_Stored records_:
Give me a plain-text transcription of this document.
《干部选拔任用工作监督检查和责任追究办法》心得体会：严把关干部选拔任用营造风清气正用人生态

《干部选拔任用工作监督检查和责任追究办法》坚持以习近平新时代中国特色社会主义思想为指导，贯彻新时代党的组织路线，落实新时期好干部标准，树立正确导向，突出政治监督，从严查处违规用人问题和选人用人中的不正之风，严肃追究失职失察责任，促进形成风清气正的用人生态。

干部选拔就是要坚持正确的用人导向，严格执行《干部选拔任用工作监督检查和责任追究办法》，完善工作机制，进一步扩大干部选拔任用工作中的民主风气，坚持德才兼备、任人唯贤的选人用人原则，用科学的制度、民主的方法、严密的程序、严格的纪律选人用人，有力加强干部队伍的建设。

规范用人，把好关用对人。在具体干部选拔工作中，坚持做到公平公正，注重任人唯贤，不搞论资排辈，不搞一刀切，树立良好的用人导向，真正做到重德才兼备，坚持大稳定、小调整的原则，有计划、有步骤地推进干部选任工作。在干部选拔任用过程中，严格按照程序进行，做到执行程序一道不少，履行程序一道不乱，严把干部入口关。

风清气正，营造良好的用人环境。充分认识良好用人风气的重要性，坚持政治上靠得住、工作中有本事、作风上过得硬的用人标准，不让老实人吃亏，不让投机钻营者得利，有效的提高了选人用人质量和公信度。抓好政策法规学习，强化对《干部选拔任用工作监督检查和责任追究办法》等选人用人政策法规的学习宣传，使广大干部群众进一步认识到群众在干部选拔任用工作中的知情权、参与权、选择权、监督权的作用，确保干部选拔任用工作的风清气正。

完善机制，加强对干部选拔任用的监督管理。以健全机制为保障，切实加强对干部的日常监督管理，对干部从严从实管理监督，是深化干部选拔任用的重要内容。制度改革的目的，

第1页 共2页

_Your goal_: Restate each entry exactly, skipping none.

_In response_:
Give me a plain-text transcription of this document.
《干部选拔任用工作监督检查和责任追究办法》心得体会：严把关干部选拔任用营造风清气正用人生态

《干部选拔任用工作监督检查和责任追究办法》坚持以习近平新时代中国特色社会主义思想为指导，贯彻新时代党的组织路线，落实新时期好干部标准，树立正确导向，突出政治监督，从严查处违规用人问题和选人用人中的不正之风，严肃追究失职失察责任，促进形成风清气正的用人生态。

干部选拔就是要坚持正确的用人导向，严格执行《干部选拔任用工作监督检查和责任追究办法》，完善工作机制，进一步扩大干部选拔任用工作中的民主风气，坚持德才兼备、任人唯贤的选人用人原则，用科学的制度、民主的方法、严密的程序、严格的纪律选人用人，有力加强干部队伍的建设。

规范用人，把好关用对人。在具体干部选拔工作中，坚持做到公平公正，注重任人唯贤，不搞论资排辈，不搞一刀切，树立良好的用人导向，真正做到重德才兼备，坚持大稳定、小调整的原则，有计划、有步骤地推进干部选任工作。在干部选拔任用过程中，严格按照程序进行，做到执行程序一道不少，履行程序一道不乱，严把干部入口关。

风清气正，营造良好的用人环境。充分认识良好用人风气的重要性，坚持政治上靠得住、工作中有本事、作风上过得硬的用人标准，不让老实人吃亏，不让投机钻营者得利，有效的提高了选人用人质量和公信度。抓好政策法规学习，强化对《干部选拔任用工作监督检查和责任追究办法》等选人用人政策法规的学习宣传，使广大干部群众进一步认识到群众在干部选拔任用工作中的知情权、参与权、选择权、监督权的作用，确保干部选拔任用工作的风清气正。

完善机制，加强对干部选拔任用的监督管理。以健全机制为保障，切实加强对干部的日常监督管理，对干部从严从实管理监督，是深化干部选拔任用的重要内容。制度改革的目的，

第1页 共2页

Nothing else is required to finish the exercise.